▶ Data provided:
----------

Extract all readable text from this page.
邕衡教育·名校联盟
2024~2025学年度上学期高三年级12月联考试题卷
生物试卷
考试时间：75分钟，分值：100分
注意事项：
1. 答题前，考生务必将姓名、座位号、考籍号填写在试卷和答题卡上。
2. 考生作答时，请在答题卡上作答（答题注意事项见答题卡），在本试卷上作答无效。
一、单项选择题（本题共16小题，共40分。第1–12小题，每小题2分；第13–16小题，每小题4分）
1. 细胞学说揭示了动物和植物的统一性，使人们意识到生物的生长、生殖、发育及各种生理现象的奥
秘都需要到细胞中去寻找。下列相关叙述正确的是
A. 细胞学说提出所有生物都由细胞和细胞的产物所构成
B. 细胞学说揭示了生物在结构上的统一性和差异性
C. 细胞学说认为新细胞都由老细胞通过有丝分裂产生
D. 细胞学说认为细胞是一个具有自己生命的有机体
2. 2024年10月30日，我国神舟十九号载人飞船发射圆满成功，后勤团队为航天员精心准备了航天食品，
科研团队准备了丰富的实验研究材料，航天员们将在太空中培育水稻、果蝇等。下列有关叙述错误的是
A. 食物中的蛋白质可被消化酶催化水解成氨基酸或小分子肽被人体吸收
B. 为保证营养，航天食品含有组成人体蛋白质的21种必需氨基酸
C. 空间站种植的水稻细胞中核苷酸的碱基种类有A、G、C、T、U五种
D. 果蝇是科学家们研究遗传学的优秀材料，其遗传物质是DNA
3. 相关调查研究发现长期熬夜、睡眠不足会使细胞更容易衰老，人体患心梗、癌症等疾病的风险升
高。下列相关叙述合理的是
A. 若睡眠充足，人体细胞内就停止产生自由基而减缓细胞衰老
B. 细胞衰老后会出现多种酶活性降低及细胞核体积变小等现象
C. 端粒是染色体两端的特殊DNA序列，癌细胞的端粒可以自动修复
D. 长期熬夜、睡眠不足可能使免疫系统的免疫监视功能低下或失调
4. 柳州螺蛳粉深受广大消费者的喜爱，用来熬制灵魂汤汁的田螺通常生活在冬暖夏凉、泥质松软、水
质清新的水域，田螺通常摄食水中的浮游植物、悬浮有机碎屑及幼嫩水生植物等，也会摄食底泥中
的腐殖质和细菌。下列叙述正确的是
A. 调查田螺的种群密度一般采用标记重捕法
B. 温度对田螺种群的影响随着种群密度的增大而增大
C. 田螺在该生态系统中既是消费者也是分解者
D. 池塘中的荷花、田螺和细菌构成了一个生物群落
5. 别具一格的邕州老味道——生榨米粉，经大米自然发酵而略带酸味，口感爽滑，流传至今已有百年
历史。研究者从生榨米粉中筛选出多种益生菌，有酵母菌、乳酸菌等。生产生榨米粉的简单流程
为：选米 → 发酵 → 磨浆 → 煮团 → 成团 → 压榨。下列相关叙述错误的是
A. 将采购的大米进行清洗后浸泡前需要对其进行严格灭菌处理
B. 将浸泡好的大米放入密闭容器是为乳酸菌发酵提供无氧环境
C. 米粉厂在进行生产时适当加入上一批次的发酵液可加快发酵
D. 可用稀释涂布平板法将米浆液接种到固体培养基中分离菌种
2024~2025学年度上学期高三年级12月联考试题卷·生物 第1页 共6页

----------

▶ Do this:
Reproduce all of the records exactly.

▶ Result below:
Extract all readable text from this page.
邕衡教育·名校联盟
2024~2025学年度上学期高三年级12月联考试题卷
生物试卷
考试时间：75分钟，分值：100分
注意事项：
1. 答题前，考生务必将姓名、座位号、考籍号填写在试卷和答题卡上。
2. 考生作答时，请在答题卡上作答（答题注意事项见答题卡），在本试卷上作答无效。
一、单项选择题（本题共16小题，共40分。第1–12小题，每小题2分；第13–16小题，每小题4分）
1. 细胞学说揭示了动物和植物的统一性，使人们意识到生物的生长、生殖、发育及各种生理现象的奥
秘都需要到细胞中去寻找。下列相关叙述正确的是
A. 细胞学说提出所有生物都由细胞和细胞的产物所构成
B. 细胞学说揭示了生物在结构上的统一性和差异性
C. 细胞学说认为新细胞都由老细胞通过有丝分裂产生
D. 细胞学说认为细胞是一个具有自己生命的有机体
2. 2024年10月30日，我国神舟十九号载人飞船发射圆满成功，后勤团队为航天员精心准备了航天食品，
科研团队准备了丰富的实验研究材料，航天员们将在太空中培育水稻、果蝇等。下列有关叙述错误的是
A. 食物中的蛋白质可被消化酶催化水解成氨基酸或小分子肽被人体吸收
B. 为保证营养，航天食品含有组成人体蛋白质的21种必需氨基酸
C. 空间站种植的水稻细胞中核苷酸的碱基种类有A、G、C、T、U五种
D. 果蝇是科学家们研究遗传学的优秀材料，其遗传物质是DNA
3. 相关调查研究发现长期熬夜、睡眠不足会使细胞更容易衰老，人体患心梗、癌症等疾病的风险升
高。下列相关叙述合理的是
A. 若睡眠充足，人体细胞内就停止产生自由基而减缓细胞衰老
B. 细胞衰老后会出现多种酶活性降低及细胞核体积变小等现象
C. 端粒是染色体两端的特殊DNA序列，癌细胞的端粒可以自动修复
D. 长期熬夜、睡眠不足可能使免疫系统的免疫监视功能低下或失调
4. 柳州螺蛳粉深受广大消费者的喜爱，用来熬制灵魂汤汁的田螺通常生活在冬暖夏凉、泥质松软、水
质清新的水域，田螺通常摄食水中的浮游植物、悬浮有机碎屑及幼嫩水生植物等，也会摄食底泥中
的腐殖质和细菌。下列叙述正确的是
A. 调查田螺的种群密度一般采用标记重捕法
B. 温度对田螺种群的影响随着种群密度的增大而增大
C. 田螺在该生态系统中既是消费者也是分解者
D. 池塘中的荷花、田螺和细菌构成了一个生物群落
5. 别具一格的邕州老味道——生榨米粉，经大米自然发酵而略带酸味，口感爽滑，流传至今已有百年
历史。研究者从生榨米粉中筛选出多种益生菌，有酵母菌、乳酸菌等。生产生榨米粉的简单流程
为：选米 → 发酵 → 磨浆 → 煮团 → 成团 → 压榨。下列相关叙述错误的是
A. 将采购的大米进行清洗后浸泡前需要对其进行严格灭菌处理
B. 将浸泡好的大米放入密闭容器是为乳酸菌发酵提供无氧环境
C. 米粉厂在进行生产时适当加入上一批次的发酵液可加快发酵
D. 可用稀释涂布平板法将米浆液接种到固体培养基中分离菌种
2024~2025学年度上学期高三年级12月联考试题卷·生物 第1页 共6页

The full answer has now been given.